TASK INSTRUCTIONS: From the records below, give the number of lines that contain the string "fields", without any other text.
>> begin
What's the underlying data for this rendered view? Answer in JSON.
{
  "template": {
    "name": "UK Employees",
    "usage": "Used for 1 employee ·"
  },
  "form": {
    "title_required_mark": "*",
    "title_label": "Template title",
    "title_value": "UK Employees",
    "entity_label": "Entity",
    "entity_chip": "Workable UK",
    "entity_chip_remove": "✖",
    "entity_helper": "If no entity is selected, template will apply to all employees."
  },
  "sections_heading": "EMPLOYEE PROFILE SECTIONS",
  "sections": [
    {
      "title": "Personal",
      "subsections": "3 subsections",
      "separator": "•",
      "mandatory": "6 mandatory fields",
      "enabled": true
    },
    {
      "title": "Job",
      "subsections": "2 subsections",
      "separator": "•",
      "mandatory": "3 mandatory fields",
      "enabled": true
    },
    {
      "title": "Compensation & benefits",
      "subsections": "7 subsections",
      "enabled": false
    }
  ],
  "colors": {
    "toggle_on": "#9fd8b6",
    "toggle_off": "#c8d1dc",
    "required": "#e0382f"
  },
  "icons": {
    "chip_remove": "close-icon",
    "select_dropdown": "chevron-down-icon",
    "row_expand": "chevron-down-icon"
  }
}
>> end
COMPLETED TASK: 2